- Part of a data file -
☆ ☆ ☆ ☆
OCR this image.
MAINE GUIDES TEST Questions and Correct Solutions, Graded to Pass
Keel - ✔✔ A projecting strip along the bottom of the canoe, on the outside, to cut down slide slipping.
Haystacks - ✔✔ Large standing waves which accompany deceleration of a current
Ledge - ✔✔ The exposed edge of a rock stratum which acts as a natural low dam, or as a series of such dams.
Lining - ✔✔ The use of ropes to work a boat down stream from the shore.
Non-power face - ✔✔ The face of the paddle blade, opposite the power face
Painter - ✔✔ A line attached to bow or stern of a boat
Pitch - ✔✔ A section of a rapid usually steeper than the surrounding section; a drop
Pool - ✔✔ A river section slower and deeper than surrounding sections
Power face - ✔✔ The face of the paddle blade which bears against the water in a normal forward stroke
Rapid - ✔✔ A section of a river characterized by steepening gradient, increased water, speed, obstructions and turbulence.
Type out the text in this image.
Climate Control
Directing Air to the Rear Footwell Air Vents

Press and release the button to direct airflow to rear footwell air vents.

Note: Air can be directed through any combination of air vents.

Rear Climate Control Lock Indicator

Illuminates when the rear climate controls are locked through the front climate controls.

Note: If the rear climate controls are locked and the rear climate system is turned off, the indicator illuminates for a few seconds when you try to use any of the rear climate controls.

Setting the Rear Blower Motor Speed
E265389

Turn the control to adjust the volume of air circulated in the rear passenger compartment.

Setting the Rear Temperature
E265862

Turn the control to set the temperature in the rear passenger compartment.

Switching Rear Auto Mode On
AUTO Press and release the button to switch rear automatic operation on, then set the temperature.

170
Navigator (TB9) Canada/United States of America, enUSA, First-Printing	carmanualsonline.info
☆ ☆ ☆ ☆
All of the data needs to be printed once more, exactly.

- RESPONSE TO THE EXERCISE -
OCR this image.
MAINE GUIDES TEST Questions and Correct Solutions, Graded to Pass
Keel - ✔✔ A projecting strip along the bottom of the canoe, on the outside, to cut down slide slipping.
Haystacks - ✔✔ Large standing waves which accompany deceleration of a current
Ledge - ✔✔ The exposed edge of a rock stratum which acts as a natural low dam, or as a series of such dams.
Lining - ✔✔ The use of ropes to work a boat down stream from the shore.
Non-power face - ✔✔ The face of the paddle blade, opposite the power face
Painter - ✔✔ A line attached to bow or stern of a boat
Pitch - ✔✔ A section of a rapid usually steeper than the surrounding section; a drop
Pool - ✔✔ A river section slower and deeper than surrounding sections
Power face - ✔✔ The face of the paddle blade which bears against the water in a normal forward stroke
Rapid - ✔✔ A section of a river characterized by steepening gradient, increased water, speed, obstructions and turbulence.
Type out the text in this image.
Climate Control
Directing Air to the Rear Footwell Air Vents

Press and release the button to direct airflow to rear footwell air vents.

Note: Air can be directed through any combination of air vents.

Rear Climate Control Lock Indicator

Illuminates when the rear climate controls are locked through the front climate controls.

Note: If the rear climate controls are locked and the rear climate system is turned off, the indicator illuminates for a few seconds when you try to use any of the rear climate controls.

Setting the Rear Blower Motor Speed
E265389

Turn the control to adjust the volume of air circulated in the rear passenger compartment.

Setting the Rear Temperature
E265862

Turn the control to set the temperature in the rear passenger compartment.

Switching Rear Auto Mode On
AUTO Press and release the button to switch rear automatic operation on, then set the temperature.

170
Navigator (TB9) Canada/United States of America, enUSA, First-Printing	carmanualsonline.info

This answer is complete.